* _TRECHO DA PÁGINA_

* * * * * * *

Carlos Lindemberg é jornalista, sendo um dos mais experientes colunistas políticos de Minas, atuando no Jornal Hoje em Dia e na Rádio Itatiaia. 


domingo, 19 de março de 2017

Artesão, um artista popular em extinção?

Dia 19 de março é o Dia Mundial do Artesão. Há muito o que comemorar devido à importância simbólica deste profissional, mas há muito o que cobrar, principalmente de políticas públicas para evitar a extinção do artesanato como produção artística ou econômica. 
Dona Isabel Pereira, de Santana do Araçuaí, em Pontos dos Volantes, é uma das artesãs mais conhecidas do Vale do Jequitinhonha.
Quem é o artesão?
É aquele cidadão que produz peças artesanais, utilizando das suas mãos e criatividade com algumas ferramentas acessórias. É quem faz da produção uma atividade de arte, de vida, de identidade cultural. Muito próximo à natureza, o artesão extrai matéria-prima com um cuidado com o meio ambiente, porque ele se sente parte da natureza, transformando-a em produtos de arte, decorativo, mas também utilitário. 
Dona Joana Pinta, de Roça Grande, em Berilo, artesã de tecelagem em algodão.
Em sua vida, boa parte da produção tem a finalidade utilitária de armazenar água, em potes, filtros e botijas. Em outros, tecem cobertores de algodão para ribuçar, cobrir. Ou criam cestos, peneiras, chapéus, bolsas, brincos ou roupas. Ou confecciona biscoitos, bolos, farinha, fubá, rapaduras, cachaças, depuram o mel, adoçando e dando prazer no dicumê das populações, principalmente no interior e nas aldeias do mundo. 
É uma atividade em extinção porque os produtos industriais invadem a vida de todas as famílias, levando conforto, mas também desconfortos com seus alimentos processados, enlatados, empacotados, contaminado o organismo humano. 
Zefinha, de Campo Alegre, em Turmalina, ceramista com peças expostas em grandes galerias nacionais.
O processo de produção capitalista leva ao encarecimento do produto artesanal e o seu consumo se torna privilégio da classe média, quando as peças produzidas, decorativas, tem esmero artístico.
A presidenta Dilma Roussef homenageou as artesãs brasileiras na figura de Dona Isabel.
O artesanato vem sofrendo transformações no tempo histórico. Dependendo das formas que o artesão usa para produzir seus produtos ele pode ser dividido em três categorias: o artesão-artista, que trabalha com criatividade; o artesão-artesão, que trabalha com diversos itens em série; e o artesão semi-industrial, que utiliza processos semi-industriais para reproduzir dezenas de peças iguais, o industrianato.
Ulisses de Itinga usou a cruz para denunciar a opressão do trabalhador rural e da mulher no Vale do Jequitinhonha.

* * * * * * *

[Registros de dados salvos]
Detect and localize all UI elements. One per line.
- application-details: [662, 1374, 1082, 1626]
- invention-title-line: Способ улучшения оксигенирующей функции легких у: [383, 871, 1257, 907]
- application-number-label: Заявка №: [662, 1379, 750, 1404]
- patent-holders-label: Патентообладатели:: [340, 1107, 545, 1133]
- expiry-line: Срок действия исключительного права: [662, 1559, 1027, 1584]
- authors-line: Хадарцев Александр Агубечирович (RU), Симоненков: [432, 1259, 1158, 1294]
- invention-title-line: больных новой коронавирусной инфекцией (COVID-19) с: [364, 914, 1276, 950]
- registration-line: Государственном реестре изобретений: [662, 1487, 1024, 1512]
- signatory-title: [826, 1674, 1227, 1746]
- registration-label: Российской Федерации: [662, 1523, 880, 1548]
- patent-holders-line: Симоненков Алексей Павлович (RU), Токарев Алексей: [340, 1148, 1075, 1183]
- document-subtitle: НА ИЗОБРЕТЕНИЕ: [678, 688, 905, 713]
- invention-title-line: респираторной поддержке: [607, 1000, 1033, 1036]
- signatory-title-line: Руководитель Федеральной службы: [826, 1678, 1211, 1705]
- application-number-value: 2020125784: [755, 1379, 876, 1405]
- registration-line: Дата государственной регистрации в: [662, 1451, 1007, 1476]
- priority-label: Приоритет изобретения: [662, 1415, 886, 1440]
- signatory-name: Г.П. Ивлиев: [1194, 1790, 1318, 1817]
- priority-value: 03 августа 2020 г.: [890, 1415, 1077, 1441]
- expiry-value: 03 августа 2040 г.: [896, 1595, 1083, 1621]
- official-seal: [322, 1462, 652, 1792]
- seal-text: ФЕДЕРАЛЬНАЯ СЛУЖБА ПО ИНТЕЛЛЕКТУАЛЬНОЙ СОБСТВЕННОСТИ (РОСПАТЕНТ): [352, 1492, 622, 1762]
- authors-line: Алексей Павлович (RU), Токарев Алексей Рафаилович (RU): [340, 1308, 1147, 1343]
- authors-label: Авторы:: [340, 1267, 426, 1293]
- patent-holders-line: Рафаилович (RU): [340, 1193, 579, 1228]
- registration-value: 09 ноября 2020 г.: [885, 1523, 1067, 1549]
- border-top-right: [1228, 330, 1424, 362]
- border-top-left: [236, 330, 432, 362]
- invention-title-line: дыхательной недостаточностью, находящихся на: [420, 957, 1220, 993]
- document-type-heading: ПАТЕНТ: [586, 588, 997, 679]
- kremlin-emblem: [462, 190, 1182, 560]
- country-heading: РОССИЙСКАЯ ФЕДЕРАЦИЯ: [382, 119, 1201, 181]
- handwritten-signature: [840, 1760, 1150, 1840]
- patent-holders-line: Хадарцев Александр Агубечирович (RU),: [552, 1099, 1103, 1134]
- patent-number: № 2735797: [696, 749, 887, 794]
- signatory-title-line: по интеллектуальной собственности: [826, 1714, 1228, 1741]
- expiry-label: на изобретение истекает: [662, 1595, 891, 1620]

* * * * * * *

* _PROBLEMAS A RESOLVER_
1. Repita, sem alterar nada, o trecho do texto sobre os artesãos que começa com as palavras que contêm "domingo, 19 de" e termina com "mas também utilitário.".
2. Responda às perguntas abaixo com base no texto sobre os artesãos.
(a) Em que data se comemora o Dia Mundial do Artesão?
(b) De que localidade e município é Dona Joana Pinta?
(c) Quais são as três categorias em que o artesão pode ser dividido?

* _LISTA DE SOLUÇÕES_
1.
domingo, 19 de março de 2017

Artesão, um artista popular em extinção?

Dia 19 de março é o Dia Mundial do Artesão. Há muito o que comemorar devido à importância simbólica deste profissional, mas há muito o que cobrar, principalmente de políticas públicas para evitar a extinção do artesanato como produção artística ou econômica. 
Dona Isabel Pereira, de Santana do Araçuaí, em Pontos dos Volantes, é uma das artesãs mais conhecidas do Vale do Jequitinhonha.
Quem é o artesão?
É aquele cidadão que produz peças artesanais, utilizando das suas mãos e criatividade com algumas ferramentas acessórias. É quem faz da produção uma atividade de arte, de vida, de identidade cultural. Muito próximo à natureza, o artesão extrai matéria-prima com um cuidado com o meio ambiente, porque ele se sente parte da natureza, transformando-a em produtos de arte, decorativo, mas também utilitário.

2.
(a) No dia 19 de março.
(b) De Roça Grande, em Berilo.
(c) O artesão-artista, o artesão-artesão e o artesão semi-industrial.